■ Task prompt ■
Output the entries verbatim, including every line.
--- Start of Stored rows ---
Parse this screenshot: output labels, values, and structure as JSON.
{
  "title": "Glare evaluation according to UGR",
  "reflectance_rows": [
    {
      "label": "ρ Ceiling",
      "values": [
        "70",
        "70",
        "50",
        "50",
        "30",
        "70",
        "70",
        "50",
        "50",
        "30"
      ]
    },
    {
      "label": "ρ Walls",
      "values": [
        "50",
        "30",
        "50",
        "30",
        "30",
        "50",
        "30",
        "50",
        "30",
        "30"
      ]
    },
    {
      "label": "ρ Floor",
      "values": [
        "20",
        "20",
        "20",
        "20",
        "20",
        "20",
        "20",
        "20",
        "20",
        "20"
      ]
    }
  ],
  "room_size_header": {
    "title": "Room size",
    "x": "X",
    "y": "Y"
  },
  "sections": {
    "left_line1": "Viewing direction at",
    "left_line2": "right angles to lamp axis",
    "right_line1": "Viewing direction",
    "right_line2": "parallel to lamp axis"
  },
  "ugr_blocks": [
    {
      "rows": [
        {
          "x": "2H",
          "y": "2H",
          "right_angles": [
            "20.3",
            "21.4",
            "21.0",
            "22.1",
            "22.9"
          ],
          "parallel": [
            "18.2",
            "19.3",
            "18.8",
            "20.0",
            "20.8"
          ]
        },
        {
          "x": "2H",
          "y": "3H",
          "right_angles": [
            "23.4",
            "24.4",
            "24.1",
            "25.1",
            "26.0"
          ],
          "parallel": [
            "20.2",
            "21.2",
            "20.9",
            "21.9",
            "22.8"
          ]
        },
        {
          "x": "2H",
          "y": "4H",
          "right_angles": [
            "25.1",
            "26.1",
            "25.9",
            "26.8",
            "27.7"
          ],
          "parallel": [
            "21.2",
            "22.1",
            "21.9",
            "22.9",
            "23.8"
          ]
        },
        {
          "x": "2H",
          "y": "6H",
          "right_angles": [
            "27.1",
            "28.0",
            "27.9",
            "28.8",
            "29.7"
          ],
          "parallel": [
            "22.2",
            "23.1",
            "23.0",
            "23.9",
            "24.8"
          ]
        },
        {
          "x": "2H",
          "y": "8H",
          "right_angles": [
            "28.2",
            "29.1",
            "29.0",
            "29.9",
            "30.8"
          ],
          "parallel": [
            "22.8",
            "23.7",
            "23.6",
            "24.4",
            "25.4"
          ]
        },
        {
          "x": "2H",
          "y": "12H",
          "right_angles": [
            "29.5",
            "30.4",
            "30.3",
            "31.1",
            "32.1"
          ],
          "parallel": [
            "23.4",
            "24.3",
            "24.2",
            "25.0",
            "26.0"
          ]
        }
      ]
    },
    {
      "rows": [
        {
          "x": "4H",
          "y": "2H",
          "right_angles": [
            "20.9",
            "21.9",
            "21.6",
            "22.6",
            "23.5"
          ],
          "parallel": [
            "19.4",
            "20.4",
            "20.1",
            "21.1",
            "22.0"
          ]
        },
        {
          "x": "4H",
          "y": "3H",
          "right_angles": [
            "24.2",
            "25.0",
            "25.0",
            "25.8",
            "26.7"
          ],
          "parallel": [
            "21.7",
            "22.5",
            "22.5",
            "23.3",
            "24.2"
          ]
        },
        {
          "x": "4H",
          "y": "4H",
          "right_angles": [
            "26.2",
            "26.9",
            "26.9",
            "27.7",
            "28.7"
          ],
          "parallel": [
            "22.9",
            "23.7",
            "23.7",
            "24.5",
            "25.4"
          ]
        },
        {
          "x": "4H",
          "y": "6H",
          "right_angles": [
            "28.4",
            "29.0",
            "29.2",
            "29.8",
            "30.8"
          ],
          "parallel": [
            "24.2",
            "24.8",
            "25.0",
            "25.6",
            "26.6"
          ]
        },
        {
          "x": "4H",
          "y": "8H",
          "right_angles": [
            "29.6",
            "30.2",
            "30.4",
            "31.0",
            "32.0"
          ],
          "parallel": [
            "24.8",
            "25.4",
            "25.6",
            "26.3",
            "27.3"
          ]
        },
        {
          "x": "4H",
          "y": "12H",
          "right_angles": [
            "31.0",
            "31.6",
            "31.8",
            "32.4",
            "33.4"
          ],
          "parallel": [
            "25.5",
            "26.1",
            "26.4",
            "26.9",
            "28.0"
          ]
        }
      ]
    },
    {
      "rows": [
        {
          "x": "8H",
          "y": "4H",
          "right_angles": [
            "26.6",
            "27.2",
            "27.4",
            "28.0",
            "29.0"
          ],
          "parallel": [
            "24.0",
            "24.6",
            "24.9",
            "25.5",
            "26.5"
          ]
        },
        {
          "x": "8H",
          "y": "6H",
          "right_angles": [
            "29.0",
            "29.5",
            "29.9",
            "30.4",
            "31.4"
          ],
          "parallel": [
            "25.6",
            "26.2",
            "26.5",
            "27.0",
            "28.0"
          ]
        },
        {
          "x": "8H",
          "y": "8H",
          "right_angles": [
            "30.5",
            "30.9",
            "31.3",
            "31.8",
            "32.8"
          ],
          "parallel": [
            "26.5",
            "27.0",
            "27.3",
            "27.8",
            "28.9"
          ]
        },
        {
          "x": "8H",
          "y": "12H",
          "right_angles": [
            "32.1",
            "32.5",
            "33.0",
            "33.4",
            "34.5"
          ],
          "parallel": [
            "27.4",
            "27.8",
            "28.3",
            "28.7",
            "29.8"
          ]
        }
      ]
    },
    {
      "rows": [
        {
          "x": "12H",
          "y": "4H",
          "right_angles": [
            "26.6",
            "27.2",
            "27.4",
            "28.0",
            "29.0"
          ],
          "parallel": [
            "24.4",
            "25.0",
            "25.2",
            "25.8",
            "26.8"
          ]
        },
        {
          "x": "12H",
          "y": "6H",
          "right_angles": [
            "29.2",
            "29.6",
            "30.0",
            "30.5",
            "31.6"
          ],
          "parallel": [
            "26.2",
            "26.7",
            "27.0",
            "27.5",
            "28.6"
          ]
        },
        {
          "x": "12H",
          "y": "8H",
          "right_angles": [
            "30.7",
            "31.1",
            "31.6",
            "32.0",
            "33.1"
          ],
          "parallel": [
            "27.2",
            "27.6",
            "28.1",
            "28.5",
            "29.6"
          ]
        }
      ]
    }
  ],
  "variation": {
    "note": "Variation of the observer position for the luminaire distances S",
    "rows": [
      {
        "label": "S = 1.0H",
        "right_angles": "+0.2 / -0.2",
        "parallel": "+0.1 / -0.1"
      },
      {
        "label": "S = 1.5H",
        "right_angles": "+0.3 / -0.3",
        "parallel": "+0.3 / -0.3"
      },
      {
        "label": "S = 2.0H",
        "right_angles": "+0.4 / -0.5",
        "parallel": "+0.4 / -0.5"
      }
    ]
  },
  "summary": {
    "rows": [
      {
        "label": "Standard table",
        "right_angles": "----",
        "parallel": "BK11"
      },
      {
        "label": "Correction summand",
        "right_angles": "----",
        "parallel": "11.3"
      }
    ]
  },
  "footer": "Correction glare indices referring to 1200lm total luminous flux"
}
--- End of Stored rows ---
■ Completed exercise ■
Parse this screenshot: output labels, values, and structure as JSON.
{
  "title": "Glare evaluation according to UGR",
  "reflectance_rows": [
    {
      "label": "ρ Ceiling",
      "values": [
        "70",
        "70",
        "50",
        "50",
        "30",
        "70",
        "70",
        "50",
        "50",
        "30"
      ]
    },
    {
      "label": "ρ Walls",
      "values": [
        "50",
        "30",
        "50",
        "30",
        "30",
        "50",
        "30",
        "50",
        "30",
        "30"
      ]
    },
    {
      "label": "ρ Floor",
      "values": [
        "20",
        "20",
        "20",
        "20",
        "20",
        "20",
        "20",
        "20",
        "20",
        "20"
      ]
    }
  ],
  "room_size_header": {
    "title": "Room size",
    "x": "X",
    "y": "Y"
  },
  "sections": {
    "left_line1": "Viewing direction at",
    "left_line2": "right angles to lamp axis",
    "right_line1": "Viewing direction",
    "right_line2": "parallel to lamp axis"
  },
  "ugr_blocks": [
    {
      "rows": [
        {
          "x": "2H",
          "y": "2H",
          "right_angles": [
            "20.3",
            "21.4",
            "21.0",
            "22.1",
            "22.9"
          ],
          "parallel": [
            "18.2",
            "19.3",
            "18.8",
            "20.0",
            "20.8"
          ]
        },
        {
          "x": "2H",
          "y": "3H",
          "right_angles": [
            "23.4",
            "24.4",
            "24.1",
            "25.1",
            "26.0"
          ],
          "parallel": [
            "20.2",
            "21.2",
            "20.9",
            "21.9",
            "22.8"
          ]
        },
        {
          "x": "2H",
          "y": "4H",
          "right_angles": [
            "25.1",
            "26.1",
            "25.9",
            "26.8",
            "27.7"
          ],
          "parallel": [
            "21.2",
            "22.1",
            "21.9",
            "22.9",
            "23.8"
          ]
        },
        {
          "x": "2H",
          "y": "6H",
          "right_angles": [
            "27.1",
            "28.0",
            "27.9",
            "28.8",
            "29.7"
          ],
          "parallel": [
            "22.2",
            "23.1",
            "23.0",
            "23.9",
            "24.8"
          ]
        },
        {
          "x": "2H",
          "y": "8H",
          "right_angles": [
            "28.2",
            "29.1",
            "29.0",
            "29.9",
            "30.8"
          ],
          "parallel": [
            "22.8",
            "23.7",
            "23.6",
            "24.4",
            "25.4"
          ]
        },
        {
          "x": "2H",
          "y": "12H",
          "right_angles": [
            "29.5",
            "30.4",
            "30.3",
            "31.1",
            "32.1"
          ],
          "parallel": [
            "23.4",
            "24.3",
            "24.2",
            "25.0",
            "26.0"
          ]
        }
      ]
    },
    {
      "rows": [
        {
          "x": "4H",
          "y": "2H",
          "right_angles": [
            "20.9",
            "21.9",
            "21.6",
            "22.6",
            "23.5"
          ],
          "parallel": [
            "19.4",
            "20.4",
            "20.1",
            "21.1",
            "22.0"
          ]
        },
        {
          "x": "4H",
          "y": "3H",
          "right_angles": [
            "24.2",
            "25.0",
            "25.0",
            "25.8",
            "26.7"
          ],
          "parallel": [
            "21.7",
            "22.5",
            "22.5",
            "23.3",
            "24.2"
          ]
        },
        {
          "x": "4H",
          "y": "4H",
          "right_angles": [
            "26.2",
            "26.9",
            "26.9",
            "27.7",
            "28.7"
          ],
          "parallel": [
            "22.9",
            "23.7",
            "23.7",
            "24.5",
            "25.4"
          ]
        },
        {
          "x": "4H",
          "y": "6H",
          "right_angles": [
            "28.4",
            "29.0",
            "29.2",
            "29.8",
            "30.8"
          ],
          "parallel": [
            "24.2",
            "24.8",
            "25.0",
            "25.6",
            "26.6"
          ]
        },
        {
          "x": "4H",
          "y": "8H",
          "right_angles": [
            "29.6",
            "30.2",
            "30.4",
            "31.0",
            "32.0"
          ],
          "parallel": [
            "24.8",
            "25.4",
            "25.6",
            "26.3",
            "27.3"
          ]
        },
        {
          "x": "4H",
          "y": "12H",
          "right_angles": [
            "31.0",
            "31.6",
            "31.8",
            "32.4",
            "33.4"
          ],
          "parallel": [
            "25.5",
            "26.1",
            "26.4",
            "26.9",
            "28.0"
          ]
        }
      ]
    },
    {
      "rows": [
        {
          "x": "8H",
          "y": "4H",
          "right_angles": [
            "26.6",
            "27.2",
            "27.4",
            "28.0",
            "29.0"
          ],
          "parallel": [
            "24.0",
            "24.6",
            "24.9",
            "25.5",
            "26.5"
          ]
        },
        {
          "x": "8H",
          "y": "6H",
          "right_angles": [
            "29.0",
            "29.5",
            "29.9",
            "30.4",
            "31.4"
          ],
          "parallel": [
            "25.6",
            "26.2",
            "26.5",
            "27.0",
            "28.0"
          ]
        },
        {
          "x": "8H",
          "y": "8H",
          "right_angles": [
            "30.5",
            "30.9",
            "31.3",
            "31.8",
            "32.8"
          ],
          "parallel": [
            "26.5",
            "27.0",
            "27.3",
            "27.8",
            "28.9"
          ]
        },
        {
          "x": "8H",
          "y": "12H",
          "right_angles": [
            "32.1",
            "32.5",
            "33.0",
            "33.4",
            "34.5"
          ],
          "parallel": [
            "27.4",
            "27.8",
            "28.3",
            "28.7",
            "29.8"
          ]
        }
      ]
    },
    {
      "rows": [
        {
          "x": "12H",
          "y": "4H",
          "right_angles": [
            "26.6",
            "27.2",
            "27.4",
            "28.0",
            "29.0"
          ],
          "parallel": [
            "24.4",
            "25.0",
            "25.2",
            "25.8",
            "26.8"
          ]
        },
        {
          "x": "12H",
          "y": "6H",
          "right_angles": [
            "29.2",
            "29.6",
            "30.0",
            "30.5",
            "31.6"
          ],
          "parallel": [
            "26.2",
            "26.7",
            "27.0",
            "27.5",
            "28.6"
          ]
        },
        {
          "x": "12H",
          "y": "8H",
          "right_angles": [
            "30.7",
            "31.1",
            "31.6",
            "32.0",
            "33.1"
          ],
          "parallel": [
            "27.2",
            "27.6",
            "28.1",
            "28.5",
            "29.6"
          ]
        }
      ]
    }
  ],
  "variation": {
    "note": "Variation of the observer position for the luminaire distances S",
    "rows": [
      {
        "label": "S = 1.0H",
        "right_angles": "+0.2 / -0.2",
        "parallel": "+0.1 / -0.1"
      },
      {
        "label": "S = 1.5H",
        "right_angles": "+0.3 / -0.3",
        "parallel": "+0.3 / -0.3"
      },
      {
        "label": "S = 2.0H",
        "right_angles": "+0.4 / -0.5",
        "parallel": "+0.4 / -0.5"
      }
    ]
  },
  "summary": {
    "rows": [
      {
        "label": "Standard table",
        "right_angles": "----",
        "parallel": "BK11"
      },
      {
        "label": "Correction summand",
        "right_angles": "----",
        "parallel": "11.3"
      }
    ]
  },
  "footer": "Correction glare indices referring to 1200lm total luminous flux"
}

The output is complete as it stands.